_Required task:_
Reproduce all of the data exactly.
━━━━━ Dataset entries
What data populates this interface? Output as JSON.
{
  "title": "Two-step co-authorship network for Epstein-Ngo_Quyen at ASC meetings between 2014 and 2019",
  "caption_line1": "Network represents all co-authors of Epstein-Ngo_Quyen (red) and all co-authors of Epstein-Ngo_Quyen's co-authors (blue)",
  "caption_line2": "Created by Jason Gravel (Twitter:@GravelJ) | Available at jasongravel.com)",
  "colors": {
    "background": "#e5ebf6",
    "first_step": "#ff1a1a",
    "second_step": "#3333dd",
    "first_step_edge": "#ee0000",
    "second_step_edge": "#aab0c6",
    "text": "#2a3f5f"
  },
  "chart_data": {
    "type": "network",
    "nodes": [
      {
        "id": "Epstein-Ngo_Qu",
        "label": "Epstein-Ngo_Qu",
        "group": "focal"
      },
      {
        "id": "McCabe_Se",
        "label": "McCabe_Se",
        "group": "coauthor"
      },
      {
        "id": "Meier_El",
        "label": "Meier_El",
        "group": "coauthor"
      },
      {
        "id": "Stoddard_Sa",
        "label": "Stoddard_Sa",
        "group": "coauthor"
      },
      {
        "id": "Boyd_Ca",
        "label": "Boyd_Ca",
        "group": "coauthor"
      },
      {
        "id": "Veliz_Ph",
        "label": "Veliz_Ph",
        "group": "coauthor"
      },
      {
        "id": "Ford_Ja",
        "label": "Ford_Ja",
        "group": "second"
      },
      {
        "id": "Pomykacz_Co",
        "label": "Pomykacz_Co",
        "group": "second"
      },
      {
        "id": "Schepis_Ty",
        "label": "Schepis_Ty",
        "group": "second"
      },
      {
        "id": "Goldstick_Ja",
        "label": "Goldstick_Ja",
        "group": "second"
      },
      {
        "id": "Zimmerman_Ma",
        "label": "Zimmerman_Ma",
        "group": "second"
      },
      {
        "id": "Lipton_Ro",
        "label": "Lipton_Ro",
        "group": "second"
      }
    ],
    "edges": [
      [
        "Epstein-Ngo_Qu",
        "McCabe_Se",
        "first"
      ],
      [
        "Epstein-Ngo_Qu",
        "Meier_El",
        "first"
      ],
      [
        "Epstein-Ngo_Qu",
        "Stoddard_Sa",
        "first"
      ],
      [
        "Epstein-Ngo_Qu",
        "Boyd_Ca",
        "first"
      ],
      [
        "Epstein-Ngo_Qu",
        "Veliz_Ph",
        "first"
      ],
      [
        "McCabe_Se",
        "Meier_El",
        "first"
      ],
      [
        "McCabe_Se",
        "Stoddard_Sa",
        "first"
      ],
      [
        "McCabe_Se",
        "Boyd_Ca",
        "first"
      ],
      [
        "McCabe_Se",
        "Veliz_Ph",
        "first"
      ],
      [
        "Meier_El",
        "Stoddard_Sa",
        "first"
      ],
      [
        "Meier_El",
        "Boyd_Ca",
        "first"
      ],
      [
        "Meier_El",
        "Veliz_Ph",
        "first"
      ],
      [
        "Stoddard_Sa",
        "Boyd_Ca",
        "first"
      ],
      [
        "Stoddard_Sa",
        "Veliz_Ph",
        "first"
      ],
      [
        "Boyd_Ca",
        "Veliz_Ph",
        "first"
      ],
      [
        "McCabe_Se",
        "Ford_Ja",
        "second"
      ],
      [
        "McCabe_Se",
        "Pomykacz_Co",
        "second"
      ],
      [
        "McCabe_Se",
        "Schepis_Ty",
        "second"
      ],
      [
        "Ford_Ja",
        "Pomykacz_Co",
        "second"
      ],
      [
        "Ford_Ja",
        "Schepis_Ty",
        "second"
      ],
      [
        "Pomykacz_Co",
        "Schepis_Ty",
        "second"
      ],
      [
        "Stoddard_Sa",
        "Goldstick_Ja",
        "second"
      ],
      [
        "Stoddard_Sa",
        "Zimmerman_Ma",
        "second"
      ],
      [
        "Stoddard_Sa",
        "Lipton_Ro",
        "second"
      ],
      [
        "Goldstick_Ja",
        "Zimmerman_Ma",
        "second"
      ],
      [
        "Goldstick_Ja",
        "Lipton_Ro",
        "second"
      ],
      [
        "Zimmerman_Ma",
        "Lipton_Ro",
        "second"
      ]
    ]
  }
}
━━━━━━━━━━
_Response to this exercise:_
What data populates this interface? Output as JSON.
{
  "title": "Two-step co-authorship network for Epstein-Ngo_Quyen at ASC meetings between 2014 and 2019",
  "caption_line1": "Network represents all co-authors of Epstein-Ngo_Quyen (red) and all co-authors of Epstein-Ngo_Quyen's co-authors (blue)",
  "caption_line2": "Created by Jason Gravel (Twitter:@GravelJ) | Available at jasongravel.com)",
  "colors": {
    "background": "#e5ebf6",
    "first_step": "#ff1a1a",
    "second_step": "#3333dd",
    "first_step_edge": "#ee0000",
    "second_step_edge": "#aab0c6",
    "text": "#2a3f5f"
  },
  "chart_data": {
    "type": "network",
    "nodes": [
      {
        "id": "Epstein-Ngo_Qu",
        "label": "Epstein-Ngo_Qu",
        "group": "focal"
      },
      {
        "id": "McCabe_Se",
        "label": "McCabe_Se",
        "group": "coauthor"
      },
      {
        "id": "Meier_El",
        "label": "Meier_El",
        "group": "coauthor"
      },
      {
        "id": "Stoddard_Sa",
        "label": "Stoddard_Sa",
        "group": "coauthor"
      },
      {
        "id": "Boyd_Ca",
        "label": "Boyd_Ca",
        "group": "coauthor"
      },
      {
        "id": "Veliz_Ph",
        "label": "Veliz_Ph",
        "group": "coauthor"
      },
      {
        "id": "Ford_Ja",
        "label": "Ford_Ja",
        "group": "second"
      },
      {
        "id": "Pomykacz_Co",
        "label": "Pomykacz_Co",
        "group": "second"
      },
      {
        "id": "Schepis_Ty",
        "label": "Schepis_Ty",
        "group": "second"
      },
      {
        "id": "Goldstick_Ja",
        "label": "Goldstick_Ja",
        "group": "second"
      },
      {
        "id": "Zimmerman_Ma",
        "label": "Zimmerman_Ma",
        "group": "second"
      },
      {
        "id": "Lipton_Ro",
        "label": "Lipton_Ro",
        "group": "second"
      }
    ],
    "edges": [
      [
        "Epstein-Ngo_Qu",
        "McCabe_Se",
        "first"
      ],
      [
        "Epstein-Ngo_Qu",
        "Meier_El",
        "first"
      ],
      [
        "Epstein-Ngo_Qu",
        "Stoddard_Sa",
        "first"
      ],
      [
        "Epstein-Ngo_Qu",
        "Boyd_Ca",
        "first"
      ],
      [
        "Epstein-Ngo_Qu",
        "Veliz_Ph",
        "first"
      ],
      [
        "McCabe_Se",
        "Meier_El",
        "first"
      ],
      [
        "McCabe_Se",
        "Stoddard_Sa",
        "first"
      ],
      [
        "McCabe_Se",
        "Boyd_Ca",
        "first"
      ],
      [
        "McCabe_Se",
        "Veliz_Ph",
        "first"
      ],
      [
        "Meier_El",
        "Stoddard_Sa",
        "first"
      ],
      [
        "Meier_El",
        "Boyd_Ca",
        "first"
      ],
      [
        "Meier_El",
        "Veliz_Ph",
        "first"
      ],
      [
        "Stoddard_Sa",
        "Boyd_Ca",
        "first"
      ],
      [
        "Stoddard_Sa",
        "Veliz_Ph",
        "first"
      ],
      [
        "Boyd_Ca",
        "Veliz_Ph",
        "first"
      ],
      [
        "McCabe_Se",
        "Ford_Ja",
        "second"
      ],
      [
        "McCabe_Se",
        "Pomykacz_Co",
        "second"
      ],
      [
        "McCabe_Se",
        "Schepis_Ty",
        "second"
      ],
      [
        "Ford_Ja",
        "Pomykacz_Co",
        "second"
      ],
      [
        "Ford_Ja",
        "Schepis_Ty",
        "second"
      ],
      [
        "Pomykacz_Co",
        "Schepis_Ty",
        "second"
      ],
      [
        "Stoddard_Sa",
        "Goldstick_Ja",
        "second"
      ],
      [
        "Stoddard_Sa",
        "Zimmerman_Ma",
        "second"
      ],
      [
        "Stoddard_Sa",
        "Lipton_Ro",
        "second"
      ],
      [
        "Goldstick_Ja",
        "Zimmerman_Ma",
        "second"
      ],
      [
        "Goldstick_Ja",
        "Lipton_Ro",
        "second"
      ],
      [
        "Zimmerman_Ma",
        "Lipton_Ro",
        "second"
      ]
    ]
  }
}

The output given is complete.